Answer with a single number: the count of lines that hold "cannot".

━━━━━━

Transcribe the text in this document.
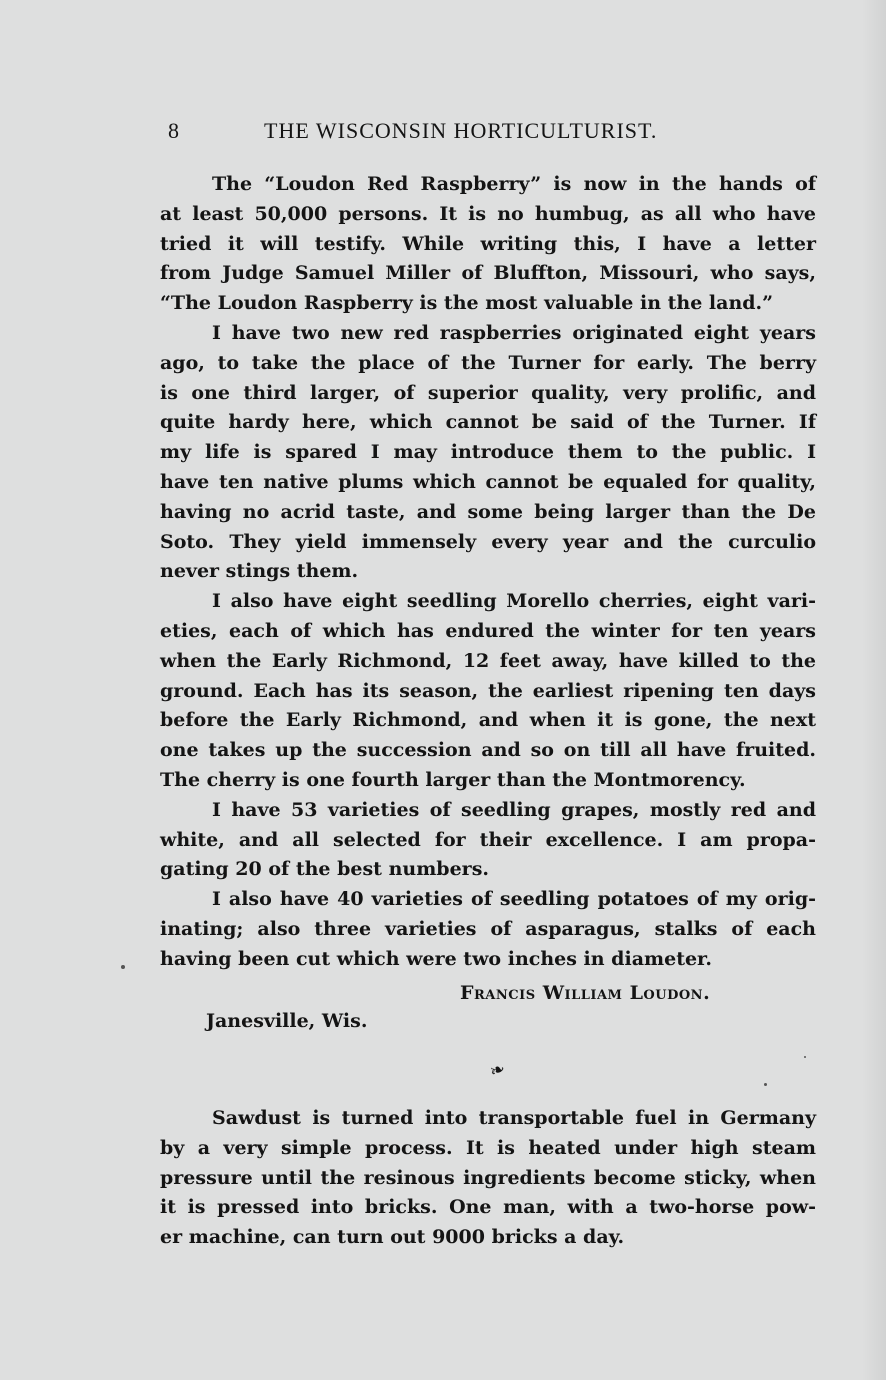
8	THE WISCONSIN HORTICULTURIST.
The “Loudon Red Raspberry” is now in the hands of
at least 50,000 persons. It is no humbug, as all who have
tried it will testify. While writing this, I have a letter
from Judge Samuel Miller of Bluffton, Missouri, who says,
“The Loudon Raspberry is the most valuable in the land.”
I have two new red raspberries originated eight years
ago, to take the place of the Turner for early. The berry
is one third larger, of superior quality, very prolific, and
quite hardy here, which cannot be said of the Turner. If
my life is spared I may introduce them to the public. I
have ten native plums which cannot be equaled for quality,
having no acrid taste, and some being larger than the De
Soto. They yield immensely every year and the curculio
never stings them.
I also have eight seedling Morello cherries, eight vari-
eties, each of which has endured the winter for ten years
when the Early Richmond, 12 feet away, have killed to the
ground. Each has its season, the earliest ripening ten days
before the Early Richmond, and when it is gone, the next
one takes up the succession and so on till all have fruited.
The cherry is one fourth larger than the Montmorency.
I have 53 varieties of seedling grapes, mostly red and
white, and all selected for their excellence. I am propa-
gating 20 of the best numbers.
I also have 40 varieties of seedling potatoes of my orig-
inating; also three varieties of asparagus, stalks of each
having been cut which were two inches in diameter.
Francis William Loudon.
Janesville, Wis.
❧
Sawdust is turned into transportable fuel in Germany
by a very simple process. It is heated under high steam
pressure until the resinous ingredients become sticky, when
it is pressed into bricks. One man, with a two-horse pow-
er machine, can turn out 9000 bricks a day.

━━━━━━

▶ **RIGHT ANSWER**
2